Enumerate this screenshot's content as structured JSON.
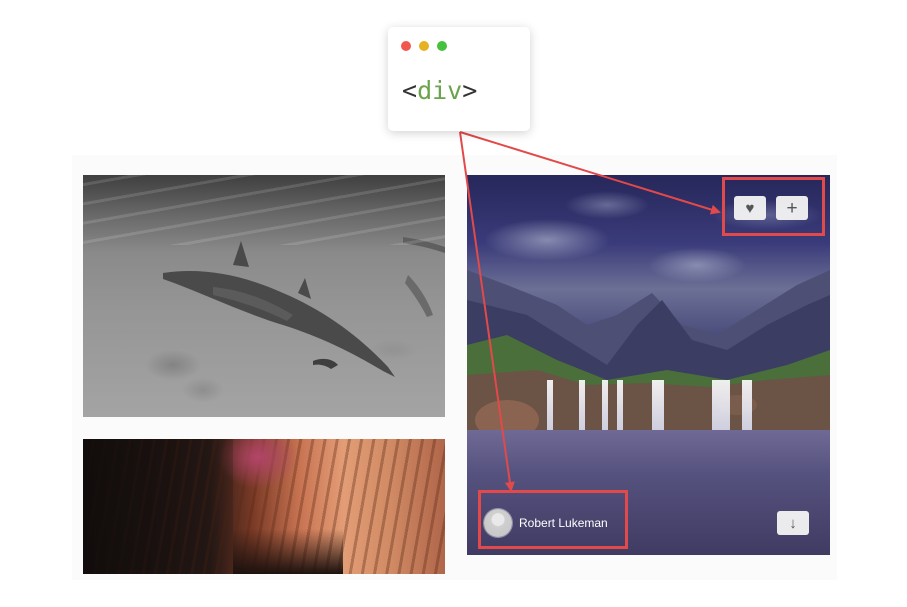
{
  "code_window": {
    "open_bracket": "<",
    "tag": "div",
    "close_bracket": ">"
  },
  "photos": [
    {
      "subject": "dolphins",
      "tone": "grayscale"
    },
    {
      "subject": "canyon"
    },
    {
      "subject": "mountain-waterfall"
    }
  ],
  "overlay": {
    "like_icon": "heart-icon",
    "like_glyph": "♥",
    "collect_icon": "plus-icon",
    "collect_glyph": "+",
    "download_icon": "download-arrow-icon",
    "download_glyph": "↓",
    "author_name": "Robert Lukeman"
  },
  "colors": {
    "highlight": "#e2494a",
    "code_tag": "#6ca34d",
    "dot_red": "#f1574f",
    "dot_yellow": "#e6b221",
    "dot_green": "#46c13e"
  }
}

####

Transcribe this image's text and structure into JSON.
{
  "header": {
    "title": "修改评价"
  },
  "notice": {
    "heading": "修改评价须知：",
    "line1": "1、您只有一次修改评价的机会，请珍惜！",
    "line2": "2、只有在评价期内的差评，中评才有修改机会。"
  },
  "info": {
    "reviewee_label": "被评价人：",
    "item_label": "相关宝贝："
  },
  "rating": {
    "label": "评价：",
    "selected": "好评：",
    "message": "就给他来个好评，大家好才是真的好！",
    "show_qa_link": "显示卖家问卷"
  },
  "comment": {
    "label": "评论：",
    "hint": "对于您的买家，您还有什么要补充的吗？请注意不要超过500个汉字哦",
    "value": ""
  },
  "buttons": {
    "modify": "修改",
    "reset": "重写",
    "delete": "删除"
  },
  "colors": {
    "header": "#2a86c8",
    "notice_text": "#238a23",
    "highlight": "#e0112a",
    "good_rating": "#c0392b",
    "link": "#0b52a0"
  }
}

####

* _Written problem_:
From the material above, copy each line that includes the word "icon".

* _Solution to this task_:
    "like_icon": "heart-icon",
    "collect_icon": "plus-icon",
    "download_icon": "download-arrow-icon",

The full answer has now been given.